**WHAT TO PRODUCE**. Search the data for the word "logx" and copy every line that contains it.

(Stored items)

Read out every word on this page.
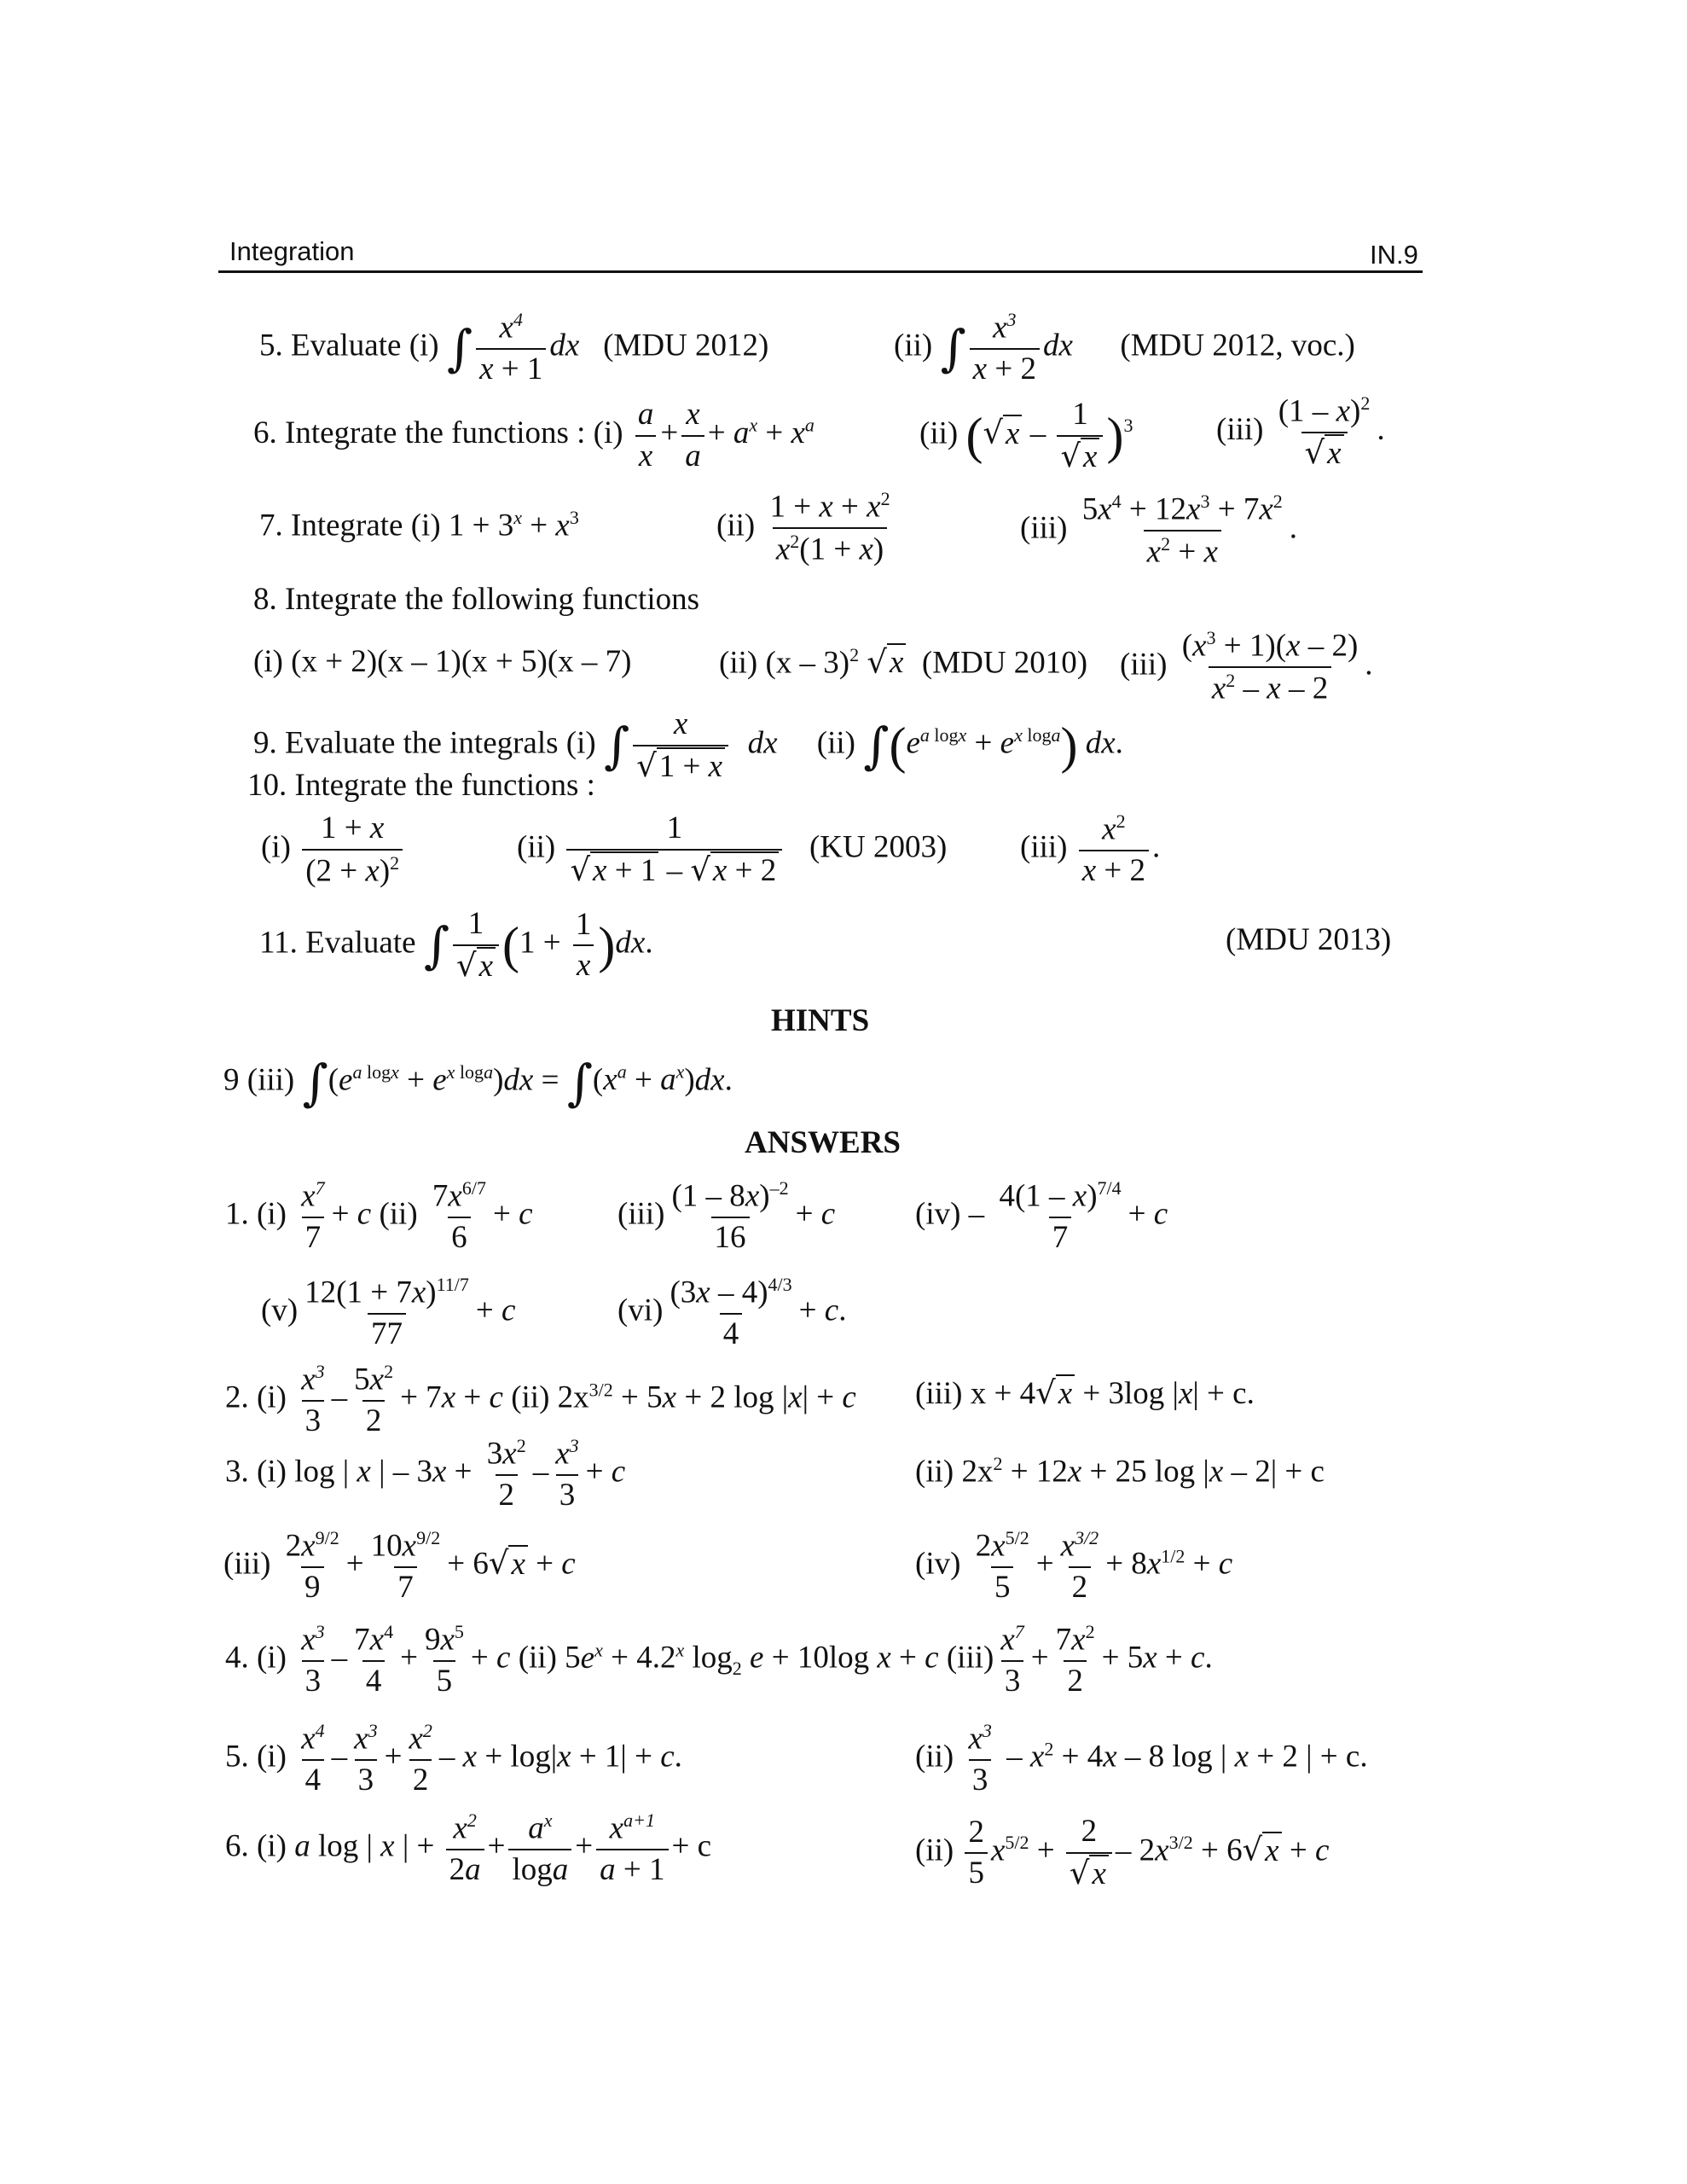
Integration	IN.9
5. Evaluate (i) ∫ $\frac{x^4}{x + 1}$ dx (MDU 2012)	(ii) ∫ $\frac{x^3}{x + 2}$ dx (MDU 2012, voc.)
6. Integrate the functions : $(i) \frac{a}{x} + \frac{x}{a} + a^x + x^a$	(ii) $(√x - \frac{1}{√x} )^3$	$(iii) \frac{(1 - x)^2}{√x}$ .
7. Integrate (i) $1 + 3^x + x^3$	$(ii) \frac{1 + x + x^2}{x^2(1 + x)}$	$(iii) \frac{5x^4 + 12x^3 + 7x^2}{x^2 + x}$ .
8. Integrate the following functions
(i) (x + 2)(x – 1)(x + 5)(x – 7)	(ii) (x – 3)$^2$ √x (MDU 2010) $(iii) \frac{(x^3 + 1)(x - 2)}{x^2 - x - 2}$ .
9. Evaluate the integrals (i) ∫ $\frac{x}{√1 + x}$ dx (ii) $\int(e^{a logx} + e^{x loga})$ dx.
10. Integrate the functions :
$(i) \frac{1 + x}{(2 + x)^2}$	$(ii) \frac{1}{√x + 1 - √x + 2} (KU$ 2003) $(iii) \frac{x^2}{x + 2}$ .
11. Evaluate ∫ $\frac{1}{√x} (1 + \frac{1}{x} )dx$.	(MDU 2013)
HINTS
9 (iii) $\int(e^{a logx} + e^{x loga})dx = \int(x^a + a^x)dx$.
ANSWERS
1. $(i) \frac{x^7}{7} + c$ $(ii) \frac{7x^{6/7}}{6} + c$	$(iii) \frac{(1 - 8x)^{-2}}{16} + c$	$(iv) - \frac{4(1 - x)^{7/4}}{7} + c$
$(v) \frac{12(1 + 7x)^{11/7}}{77} + c$	$(vi) \frac{(3x - 4)^{4/3}}{4} + c$.
2. $(i) \frac{x^3}{3} - \frac{5x^2}{2} + 7x + c$ (ii) $2x^{3/2} + 5x + 2$ log |x| + c (iii) x + 4√x + 3log |x| + c.
3. (i) log | x | – $3x + \frac{3x^2}{2} - \frac{x^3}{3} + c$	(ii) $2x^2 + 12x + 25$ log |x – 2| + c
$(iii) \frac{2x^{9/2}}{9} + \frac{10x^{9/2}}{7} + 6√x + c$	$(iv) \frac{2x^{5/2}}{5} + \frac{x^{3/2}}{2} + 8x^{1/2} + c$
4. $(i) \frac{x^3}{3} - \frac{7x^4}{4} + \frac{9x^5}{5} + c$ (ii) $5e^x + 4.2^x$ $\log_2 e + 10\log$ x + c $(iii) \frac{x^7}{3} + \frac{7x^2}{2} + 5x + c$.
5. $(i) \frac{x^4}{4} - \frac{x^3}{3} + \frac{x^2}{2} - x + \log|x + 1| + c$.	$(ii) \frac{x^3}{3} - x^2 + 4x - 8$ log | x + 2 | + c.
6. (i) a log | x | + $\frac{x^2}{2a} + \frac{a^x}{\log a} + \frac{x^{a+1}}{a + 1} + c$	$(ii) \frac{2}{5} x^{5/2} + \frac{2}{√x} - 2x^{3/2} + 6√x + c$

**SOLUTION TO THE PROBLEM**.
9. Evaluate the integrals (i) ∫ $\frac{x}{√1 + x}$ dx (ii) $\int(e^{a logx} + e^{x loga})$ dx.
9 (iii) $\int(e^{a logx} + e^{x loga})dx = \int(x^a + a^x)dx$.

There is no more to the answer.